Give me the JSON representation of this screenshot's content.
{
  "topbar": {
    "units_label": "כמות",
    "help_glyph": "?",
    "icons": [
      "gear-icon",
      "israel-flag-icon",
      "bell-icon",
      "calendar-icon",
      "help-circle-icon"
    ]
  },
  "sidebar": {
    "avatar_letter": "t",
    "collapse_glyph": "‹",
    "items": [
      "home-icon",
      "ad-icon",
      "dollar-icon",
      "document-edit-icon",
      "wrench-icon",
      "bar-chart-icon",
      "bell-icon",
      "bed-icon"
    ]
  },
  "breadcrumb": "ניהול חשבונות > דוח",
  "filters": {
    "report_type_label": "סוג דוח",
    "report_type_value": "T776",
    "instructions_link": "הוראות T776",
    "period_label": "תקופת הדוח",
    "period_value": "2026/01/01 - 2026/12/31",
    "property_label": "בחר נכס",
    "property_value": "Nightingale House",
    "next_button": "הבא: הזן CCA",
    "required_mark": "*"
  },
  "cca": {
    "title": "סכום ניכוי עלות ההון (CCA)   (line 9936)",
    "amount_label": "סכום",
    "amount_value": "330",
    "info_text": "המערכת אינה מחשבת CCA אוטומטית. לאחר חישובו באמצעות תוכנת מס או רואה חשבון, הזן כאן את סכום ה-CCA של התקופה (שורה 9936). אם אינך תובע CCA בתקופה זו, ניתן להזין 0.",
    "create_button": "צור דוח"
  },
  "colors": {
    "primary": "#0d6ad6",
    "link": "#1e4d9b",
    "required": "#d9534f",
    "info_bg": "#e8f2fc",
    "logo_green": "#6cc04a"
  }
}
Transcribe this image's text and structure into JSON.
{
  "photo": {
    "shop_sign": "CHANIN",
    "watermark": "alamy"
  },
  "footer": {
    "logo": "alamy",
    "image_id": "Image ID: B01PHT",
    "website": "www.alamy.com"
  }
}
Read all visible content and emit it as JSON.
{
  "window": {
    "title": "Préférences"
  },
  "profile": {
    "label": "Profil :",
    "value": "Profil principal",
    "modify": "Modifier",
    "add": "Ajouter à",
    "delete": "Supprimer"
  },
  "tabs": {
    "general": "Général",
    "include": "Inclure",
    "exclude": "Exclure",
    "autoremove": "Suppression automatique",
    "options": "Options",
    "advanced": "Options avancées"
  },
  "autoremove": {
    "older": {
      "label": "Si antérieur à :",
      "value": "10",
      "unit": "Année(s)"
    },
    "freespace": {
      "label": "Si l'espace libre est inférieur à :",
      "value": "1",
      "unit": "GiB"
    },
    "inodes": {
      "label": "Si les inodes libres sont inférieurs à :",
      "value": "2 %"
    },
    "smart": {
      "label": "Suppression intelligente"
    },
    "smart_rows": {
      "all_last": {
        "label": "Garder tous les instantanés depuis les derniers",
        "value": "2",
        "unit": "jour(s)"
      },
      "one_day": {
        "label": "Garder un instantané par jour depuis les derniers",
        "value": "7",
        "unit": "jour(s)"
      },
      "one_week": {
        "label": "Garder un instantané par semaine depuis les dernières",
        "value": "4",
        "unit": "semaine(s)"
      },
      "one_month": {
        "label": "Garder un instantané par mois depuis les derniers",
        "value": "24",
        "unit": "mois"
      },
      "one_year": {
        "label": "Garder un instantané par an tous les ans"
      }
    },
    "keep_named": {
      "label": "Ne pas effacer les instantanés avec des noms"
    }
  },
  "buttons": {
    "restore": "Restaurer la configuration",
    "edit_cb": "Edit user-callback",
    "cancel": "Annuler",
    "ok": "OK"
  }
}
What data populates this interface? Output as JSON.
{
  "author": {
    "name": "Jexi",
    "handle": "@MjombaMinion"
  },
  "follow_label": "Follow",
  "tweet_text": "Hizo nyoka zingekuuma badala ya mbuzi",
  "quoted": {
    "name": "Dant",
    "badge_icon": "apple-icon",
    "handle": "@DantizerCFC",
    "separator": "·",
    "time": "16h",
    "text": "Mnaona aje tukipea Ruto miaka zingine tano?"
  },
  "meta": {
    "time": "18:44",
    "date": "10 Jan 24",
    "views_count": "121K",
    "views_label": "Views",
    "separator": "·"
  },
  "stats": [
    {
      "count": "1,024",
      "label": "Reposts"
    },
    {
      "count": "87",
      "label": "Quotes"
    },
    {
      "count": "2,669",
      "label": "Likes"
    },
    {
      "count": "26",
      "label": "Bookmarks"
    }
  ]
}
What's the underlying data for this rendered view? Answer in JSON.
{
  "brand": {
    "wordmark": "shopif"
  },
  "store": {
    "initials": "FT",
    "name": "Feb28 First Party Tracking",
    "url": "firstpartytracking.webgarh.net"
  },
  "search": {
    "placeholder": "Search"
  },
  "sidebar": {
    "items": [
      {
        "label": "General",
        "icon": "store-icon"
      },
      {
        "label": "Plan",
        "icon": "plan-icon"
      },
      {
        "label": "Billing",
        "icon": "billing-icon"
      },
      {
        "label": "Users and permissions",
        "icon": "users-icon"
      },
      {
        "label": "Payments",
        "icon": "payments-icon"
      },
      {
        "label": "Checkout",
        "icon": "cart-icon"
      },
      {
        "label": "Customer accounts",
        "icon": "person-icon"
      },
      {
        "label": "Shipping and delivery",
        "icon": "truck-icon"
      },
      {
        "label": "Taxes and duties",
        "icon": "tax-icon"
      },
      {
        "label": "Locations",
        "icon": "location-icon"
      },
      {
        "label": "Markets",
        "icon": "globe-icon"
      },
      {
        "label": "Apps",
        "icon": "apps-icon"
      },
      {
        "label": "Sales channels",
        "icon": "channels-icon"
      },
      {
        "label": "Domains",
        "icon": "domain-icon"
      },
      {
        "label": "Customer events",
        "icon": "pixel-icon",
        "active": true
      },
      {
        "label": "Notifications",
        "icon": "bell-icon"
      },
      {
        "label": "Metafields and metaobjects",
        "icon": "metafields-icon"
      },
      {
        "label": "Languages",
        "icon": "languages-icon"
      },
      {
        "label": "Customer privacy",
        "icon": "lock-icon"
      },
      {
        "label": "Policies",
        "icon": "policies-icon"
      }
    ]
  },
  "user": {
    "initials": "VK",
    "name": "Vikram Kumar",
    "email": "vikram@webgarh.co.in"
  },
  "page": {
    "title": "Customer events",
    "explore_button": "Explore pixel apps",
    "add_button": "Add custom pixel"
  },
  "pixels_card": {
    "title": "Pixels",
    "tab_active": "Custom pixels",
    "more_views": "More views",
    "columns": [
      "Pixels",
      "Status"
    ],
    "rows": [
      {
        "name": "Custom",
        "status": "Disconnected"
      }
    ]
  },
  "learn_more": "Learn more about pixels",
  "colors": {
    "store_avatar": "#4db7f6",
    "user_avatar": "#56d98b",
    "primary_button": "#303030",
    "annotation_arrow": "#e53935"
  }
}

◆ Exercise ◆
Exactly reproduce all of the entries above.

◆ Reply ◆
Give me the JSON representation of this screenshot's content.
{
  "topbar": {
    "units_label": "כמות",
    "help_glyph": "?",
    "icons": [
      "gear-icon",
      "israel-flag-icon",
      "bell-icon",
      "calendar-icon",
      "help-circle-icon"
    ]
  },
  "sidebar": {
    "avatar_letter": "t",
    "collapse_glyph": "‹",
    "items": [
      "home-icon",
      "ad-icon",
      "dollar-icon",
      "document-edit-icon",
      "wrench-icon",
      "bar-chart-icon",
      "bell-icon",
      "bed-icon"
    ]
  },
  "breadcrumb": "ניהול חשבונות > דוח",
  "filters": {
    "report_type_label": "סוג דוח",
    "report_type_value": "T776",
    "instructions_link": "הוראות T776",
    "period_label": "תקופת הדוח",
    "period_value": "2026/01/01 - 2026/12/31",
    "property_label": "בחר נכס",
    "property_value": "Nightingale House",
    "next_button": "הבא: הזן CCA",
    "required_mark": "*"
  },
  "cca": {
    "title": "סכום ניכוי עלות ההון (CCA)   (line 9936)",
    "amount_label": "סכום",
    "amount_value": "330",
    "info_text": "המערכת אינה מחשבת CCA אוטומטית. לאחר חישובו באמצעות תוכנת מס או רואה חשבון, הזן כאן את סכום ה-CCA של התקופה (שורה 9936). אם אינך תובע CCA בתקופה זו, ניתן להזין 0.",
    "create_button": "צור דוח"
  },
  "colors": {
    "primary": "#0d6ad6",
    "link": "#1e4d9b",
    "required": "#d9534f",
    "info_bg": "#e8f2fc",
    "logo_green": "#6cc04a"
  }
}
Transcribe this image's text and structure into JSON.
{
  "photo": {
    "shop_sign": "CHANIN",
    "watermark": "alamy"
  },
  "footer": {
    "logo": "alamy",
    "image_id": "Image ID: B01PHT",
    "website": "www.alamy.com"
  }
}
Read all visible content and emit it as JSON.
{
  "window": {
    "title": "Préférences"
  },
  "profile": {
    "label": "Profil :",
    "value": "Profil principal",
    "modify": "Modifier",
    "add": "Ajouter à",
    "delete": "Supprimer"
  },
  "tabs": {
    "general": "Général",
    "include": "Inclure",
    "exclude": "Exclure",
    "autoremove": "Suppression automatique",
    "options": "Options",
    "advanced": "Options avancées"
  },
  "autoremove": {
    "older": {
      "label": "Si antérieur à :",
      "value": "10",
      "unit": "Année(s)"
    },
    "freespace": {
      "label": "Si l'espace libre est inférieur à :",
      "value": "1",
      "unit": "GiB"
    },
    "inodes": {
      "label": "Si les inodes libres sont inférieurs à :",
      "value": "2 %"
    },
    "smart": {
      "label": "Suppression intelligente"
    },
    "smart_rows": {
      "all_last": {
        "label": "Garder tous les instantanés depuis les derniers",
        "value": "2",
        "unit": "jour(s)"
      },
      "one_day": {
        "label": "Garder un instantané par jour depuis les derniers",
        "value": "7",
        "unit": "jour(s)"
      },
      "one_week": {
        "label": "Garder un instantané par semaine depuis les dernières",
        "value": "4",
        "unit": "semaine(s)"
      },
      "one_month": {
        "label": "Garder un instantané par mois depuis les derniers",
        "value": "24",
        "unit": "mois"
      },
      "one_year": {
        "label": "Garder un instantané par an tous les ans"
      }
    },
    "keep_named": {
      "label": "Ne pas effacer les instantanés avec des noms"
    }
  },
  "buttons": {
    "restore": "Restaurer la configuration",
    "edit_cb": "Edit user-callback",
    "cancel": "Annuler",
    "ok": "OK"
  }
}
What data populates this interface? Output as JSON.
{
  "author": {
    "name": "Jexi",
    "handle": "@MjombaMinion"
  },
  "follow_label": "Follow",
  "tweet_text": "Hizo nyoka zingekuuma badala ya mbuzi",
  "quoted": {
    "name": "Dant",
    "badge_icon": "apple-icon",
    "handle": "@DantizerCFC",
    "separator": "·",
    "time": "16h",
    "text": "Mnaona aje tukipea Ruto miaka zingine tano?"
  },
  "meta": {
    "time": "18:44",
    "date": "10 Jan 24",
    "views_count": "121K",
    "views_label": "Views",
    "separator": "·"
  },
  "stats": [
    {
      "count": "1,024",
      "label": "Reposts"
    },
    {
      "count": "87",
      "label": "Quotes"
    },
    {
      "count": "2,669",
      "label": "Likes"
    },
    {
      "count": "26",
      "label": "Bookmarks"
    }
  ]
}
What's the underlying data for this rendered view? Answer in JSON.
{
  "brand": {
    "wordmark": "shopif"
  },
  "store": {
    "initials": "FT",
    "name": "Feb28 First Party Tracking",
    "url": "firstpartytracking.webgarh.net"
  },
  "search": {
    "placeholder": "Search"
  },
  "sidebar": {
    "items": [
      {
        "label": "General",
        "icon": "store-icon"
      },
      {
        "label": "Plan",
        "icon": "plan-icon"
      },
      {
        "label": "Billing",
        "icon": "billing-icon"
      },
      {
        "label": "Users and permissions",
        "icon": "users-icon"
      },
      {
        "label": "Payments",
        "icon": "payments-icon"
      },
      {
        "label": "Checkout",
        "icon": "cart-icon"
      },
      {
        "label": "Customer accounts",
        "icon": "person-icon"
      },
      {
        "label": "Shipping and delivery",
        "icon": "truck-icon"
      },
      {
        "label": "Taxes and duties",
        "icon": "tax-icon"
      },
      {
        "label": "Locations",
        "icon": "location-icon"
      },
      {
        "label": "Markets",
        "icon": "globe-icon"
      },
      {
        "label": "Apps",
        "icon": "apps-icon"
      },
      {
        "label": "Sales channels",
        "icon": "channels-icon"
      },
      {
        "label": "Domains",
        "icon": "domain-icon"
      },
      {
        "label": "Customer events",
        "icon": "pixel-icon",
        "active": true
      },
      {
        "label": "Notifications",
        "icon": "bell-icon"
      },
      {
        "label": "Metafields and metaobjects",
        "icon": "metafields-icon"
      },
      {
        "label": "Languages",
        "icon": "languages-icon"
      },
      {
        "label": "Customer privacy",
        "icon": "lock-icon"
      },
      {
        "label": "Policies",
        "icon": "policies-icon"
      }
    ]
  },
  "user": {
    "initials": "VK",
    "name": "Vikram Kumar",
    "email": "vikram@webgarh.co.in"
  },
  "page": {
    "title": "Customer events",
    "explore_button": "Explore pixel apps",
    "add_button": "Add custom pixel"
  },
  "pixels_card": {
    "title": "Pixels",
    "tab_active": "Custom pixels",
    "more_views": "More views",
    "columns": [
      "Pixels",
      "Status"
    ],
    "rows": [
      {
        "name": "Custom",
        "status": "Disconnected"
      }
    ]
  },
  "learn_more": "Learn more about pixels",
  "colors": {
    "store_avatar": "#4db7f6",
    "user_avatar": "#56d98b",
    "primary_button": "#303030",
    "annotation_arrow": "#e53935"
  }
}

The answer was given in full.